_Data section_.
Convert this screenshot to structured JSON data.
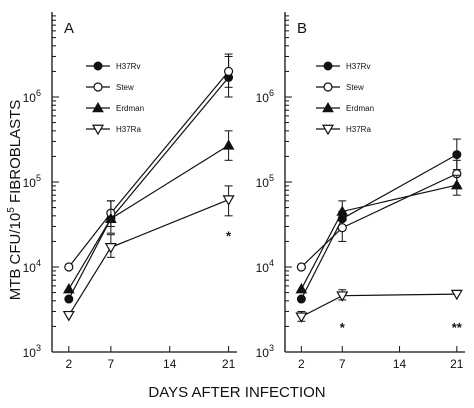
{
  "figure": {
    "ylabel": "MTB CFU/10",
    "ylabel_sup": "5",
    "ylabel_tail": " FIBROBLASTS",
    "xlabel": "DAYS AFTER INFECTION"
  },
  "chart_data": [
    {
      "type": "line",
      "panel": "A",
      "x_ticks": [
        2,
        7,
        14,
        21
      ],
      "x_tick_labels": [
        "2",
        "7",
        "14",
        "21"
      ],
      "xlim": [
        0,
        22
      ],
      "y_scale": "log",
      "ylim": [
        1000,
        10000000
      ],
      "y_ticks": [
        {
          "value": 1000,
          "base": "10",
          "exp": "3"
        },
        {
          "value": 10000,
          "base": "10",
          "exp": "4"
        },
        {
          "value": 100000,
          "base": "10",
          "exp": "5"
        },
        {
          "value": 1000000,
          "base": "10",
          "exp": "6"
        }
      ],
      "legend_position": "top-left",
      "series": [
        {
          "name": "H37Rv",
          "marker": "filled-circle",
          "x": [
            2,
            7,
            21
          ],
          "y": [
            4200,
            37000,
            1700000
          ],
          "err_hi": [
            null,
            null,
            3000000
          ],
          "err_lo": [
            null,
            null,
            1000000
          ]
        },
        {
          "name": "Stew",
          "marker": "open-circle",
          "x": [
            2,
            7,
            21
          ],
          "y": [
            10000,
            43000,
            2000000
          ],
          "err_hi": [
            null,
            60000,
            3200000
          ],
          "err_lo": [
            null,
            30000,
            1300000
          ]
        },
        {
          "name": "Erdman",
          "marker": "filled-triangle",
          "x": [
            2,
            7,
            21
          ],
          "y": [
            5500,
            37000,
            270000
          ],
          "err_hi": [
            null,
            60000,
            400000
          ],
          "err_lo": [
            null,
            25000,
            180000
          ]
        },
        {
          "name": "H37Ra",
          "marker": "open-triangle-down",
          "x": [
            2,
            7,
            21
          ],
          "y": [
            2700,
            17000,
            62000
          ],
          "err_hi": [
            null,
            24000,
            90000
          ],
          "err_lo": [
            null,
            13000,
            40000
          ]
        }
      ],
      "annotations": [
        {
          "text": "*",
          "x": 21,
          "y": 26000
        }
      ]
    },
    {
      "type": "line",
      "panel": "B",
      "x_ticks": [
        2,
        7,
        14,
        21
      ],
      "x_tick_labels": [
        "2",
        "7",
        "14",
        "21"
      ],
      "xlim": [
        0,
        22
      ],
      "y_scale": "log",
      "ylim": [
        1000,
        10000000
      ],
      "y_ticks": [
        {
          "value": 1000,
          "base": "10",
          "exp": "3"
        },
        {
          "value": 10000,
          "base": "10",
          "exp": "4"
        },
        {
          "value": 100000,
          "base": "10",
          "exp": "5"
        },
        {
          "value": 1000000,
          "base": "10",
          "exp": "6"
        }
      ],
      "legend_position": "top-left",
      "series": [
        {
          "name": "H37Rv",
          "marker": "filled-circle",
          "x": [
            2,
            7,
            21
          ],
          "y": [
            4200,
            37000,
            210000
          ],
          "err_hi": [
            null,
            null,
            320000
          ],
          "err_lo": [
            null,
            null,
            140000
          ]
        },
        {
          "name": "Stew",
          "marker": "open-circle",
          "x": [
            2,
            7,
            21
          ],
          "y": [
            10000,
            29000,
            125000
          ],
          "err_hi": [
            null,
            45000,
            180000
          ],
          "err_lo": [
            null,
            20000,
            90000
          ]
        },
        {
          "name": "Erdman",
          "marker": "filled-triangle",
          "x": [
            2,
            7,
            21
          ],
          "y": [
            5500,
            45000,
            92000
          ],
          "err_hi": [
            null,
            60000,
            120000
          ],
          "err_lo": [
            null,
            35000,
            70000
          ]
        },
        {
          "name": "H37Ra",
          "marker": "open-triangle-down",
          "x": [
            2,
            7,
            21
          ],
          "y": [
            2600,
            4600,
            4800
          ],
          "err_hi": [
            3000,
            5400,
            null
          ],
          "err_lo": [
            2300,
            4100,
            null
          ]
        }
      ],
      "annotations": [
        {
          "text": "*",
          "x": 7,
          "y": 2200
        },
        {
          "text": "**",
          "x": 21,
          "y": 2200
        }
      ]
    }
  ]
}
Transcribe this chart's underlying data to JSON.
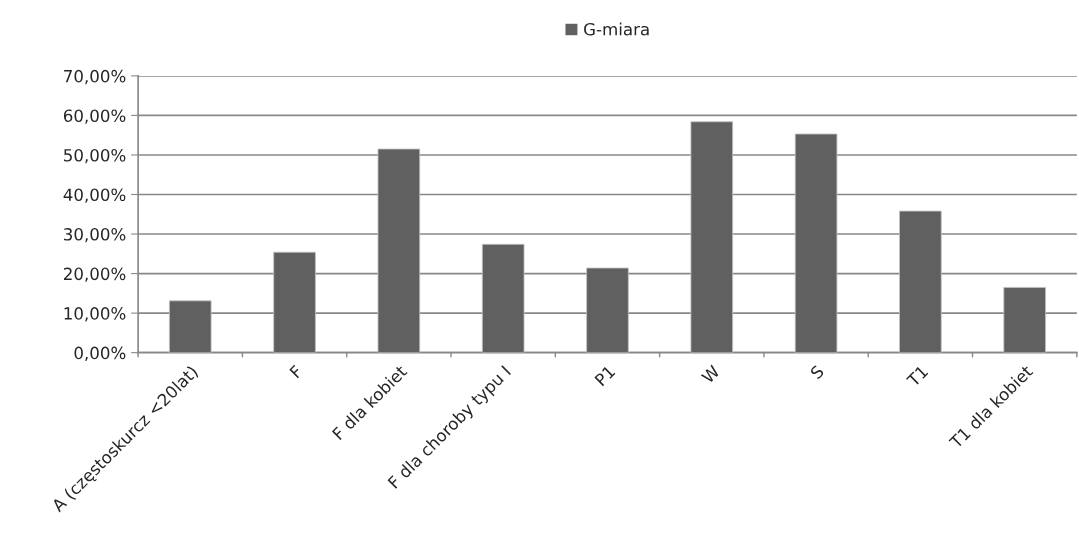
{
  "chart_data": {
    "type": "bar",
    "categories": [
      "A (częstoskurcz <20lat)",
      "F",
      "F dla kobiet",
      "F dla choroby typu I",
      "P1",
      "W",
      "S",
      "T1",
      "T1 dla kobiet"
    ],
    "series": [
      {
        "name": "G-miara",
        "color": "#606060",
        "values": [
          13.1,
          25.4,
          51.5,
          27.4,
          21.4,
          58.4,
          55.3,
          35.8,
          16.5
        ]
      }
    ],
    "ylim": [
      0,
      70
    ],
    "yticks": [
      {
        "value": 0,
        "label": "0,00%"
      },
      {
        "value": 10,
        "label": "10,00%"
      },
      {
        "value": 20,
        "label": "20,00%"
      },
      {
        "value": 30,
        "label": "30,00%"
      },
      {
        "value": 40,
        "label": "40,00%"
      },
      {
        "value": 50,
        "label": "50,00%"
      },
      {
        "value": 60,
        "label": "60,00%"
      },
      {
        "value": 70,
        "label": "70,00%"
      }
    ],
    "grid": "y",
    "legend": "top"
  }
}
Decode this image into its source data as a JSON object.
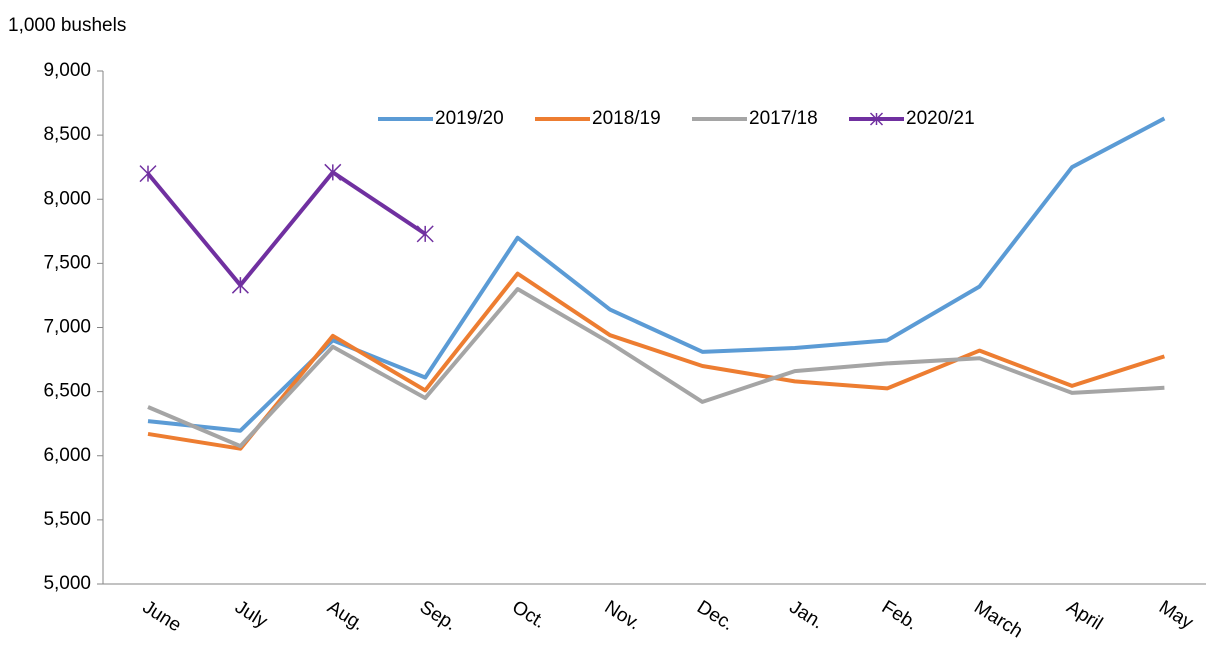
{
  "chart_data": {
    "type": "line",
    "y_axis_label": "1,000 bushels",
    "categories": [
      "June",
      "July",
      "Aug.",
      "Sep.",
      "Oct.",
      "Nov.",
      "Dec.",
      "Jan.",
      "Feb.",
      "March",
      "April",
      "May"
    ],
    "series": [
      {
        "name": "2019/20",
        "color": "#5b9bd5",
        "values": [
          6270,
          6195,
          6900,
          6610,
          7700,
          7140,
          6810,
          6840,
          6900,
          7320,
          8250,
          8630
        ]
      },
      {
        "name": "2018/19",
        "color": "#ed7d31",
        "values": [
          6170,
          6055,
          6935,
          6510,
          7420,
          6940,
          6700,
          6580,
          6525,
          6820,
          6545,
          6775
        ]
      },
      {
        "name": "2017/18",
        "color": "#a5a5a5",
        "values": [
          6380,
          6075,
          6850,
          6450,
          7300,
          6880,
          6420,
          6660,
          6720,
          6760,
          6490,
          6530
        ]
      },
      {
        "name": "2020/21",
        "color": "#7030a0",
        "marker": "asterisk",
        "values": [
          8200,
          7330,
          8210,
          7730,
          null,
          null,
          null,
          null,
          null,
          null,
          null,
          null
        ]
      }
    ],
    "ylim": [
      5000,
      9000
    ],
    "yticks": [
      {
        "value": 5000,
        "label": "5,000"
      },
      {
        "value": 5500,
        "label": "5,500"
      },
      {
        "value": 6000,
        "label": "6,000"
      },
      {
        "value": 6500,
        "label": "6,500"
      },
      {
        "value": 7000,
        "label": "7,000"
      },
      {
        "value": 7500,
        "label": "7,500"
      },
      {
        "value": 8000,
        "label": "8,000"
      },
      {
        "value": 8500,
        "label": "8,500"
      },
      {
        "value": 9000,
        "label": "9,000"
      }
    ],
    "legend": "top",
    "grid": false
  }
}
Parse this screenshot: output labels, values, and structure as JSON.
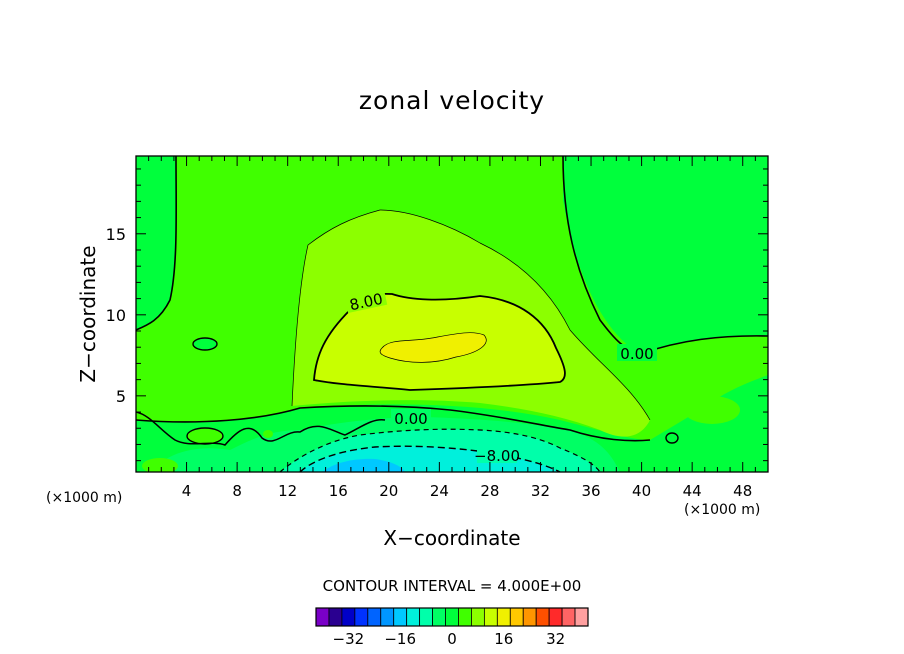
{
  "chart_data": {
    "type": "heatmap",
    "subtype": "filled-contour",
    "title": "zonal velocity",
    "xlabel": "X−coordinate",
    "ylabel": "Z−coordinate",
    "x_unit_label": "(×1000 m)",
    "xlim": [
      0,
      50
    ],
    "ylim": [
      0.3,
      19.8
    ],
    "x_ticks": [
      "4",
      "8",
      "12",
      "16",
      "20",
      "24",
      "28",
      "32",
      "36",
      "40",
      "44",
      "48"
    ],
    "y_ticks": [
      "5",
      "10",
      "15"
    ],
    "contour_interval_text": "CONTOUR INTERVAL = 4.000E+00",
    "contour_labels": [
      "8.00",
      "0.00",
      "0.00",
      "−8.00"
    ],
    "colorbar": {
      "ticks": [
        "−32",
        "−16",
        "0",
        "16",
        "32"
      ],
      "levels": [
        -40,
        -36,
        -32,
        -28,
        -24,
        -20,
        -16,
        -12,
        -8,
        -4,
        0,
        4,
        8,
        12,
        16,
        20,
        24,
        28,
        32,
        36,
        40
      ],
      "colors": [
        "#7a00c8",
        "#2a0090",
        "#0000c8",
        "#0032ff",
        "#0064ff",
        "#0096ff",
        "#00c8ff",
        "#00f0dc",
        "#00ffaa",
        "#00ff64",
        "#00ff3c",
        "#40ff00",
        "#8cff00",
        "#c8ff00",
        "#f0f000",
        "#ffc800",
        "#ff9600",
        "#ff5000",
        "#ff2a2a",
        "#ff6464",
        "#ffa0a0"
      ]
    },
    "colors": {
      "background_field": "#00ff3c",
      "weak_positive": "#40ff00",
      "moderate_positive": "#8cff00",
      "strong_positive": "#c8ff00",
      "peak_positive": "#f0f000",
      "weak_negative": "#00ff64",
      "negative": "#00ffaa",
      "strong_negative": "#00f0dc",
      "min_negative": "#00c8ff"
    }
  }
}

_Task prompt_.
What count of lines in the listing contain the word "this"? Reply with the number only.

_Written solution_.
4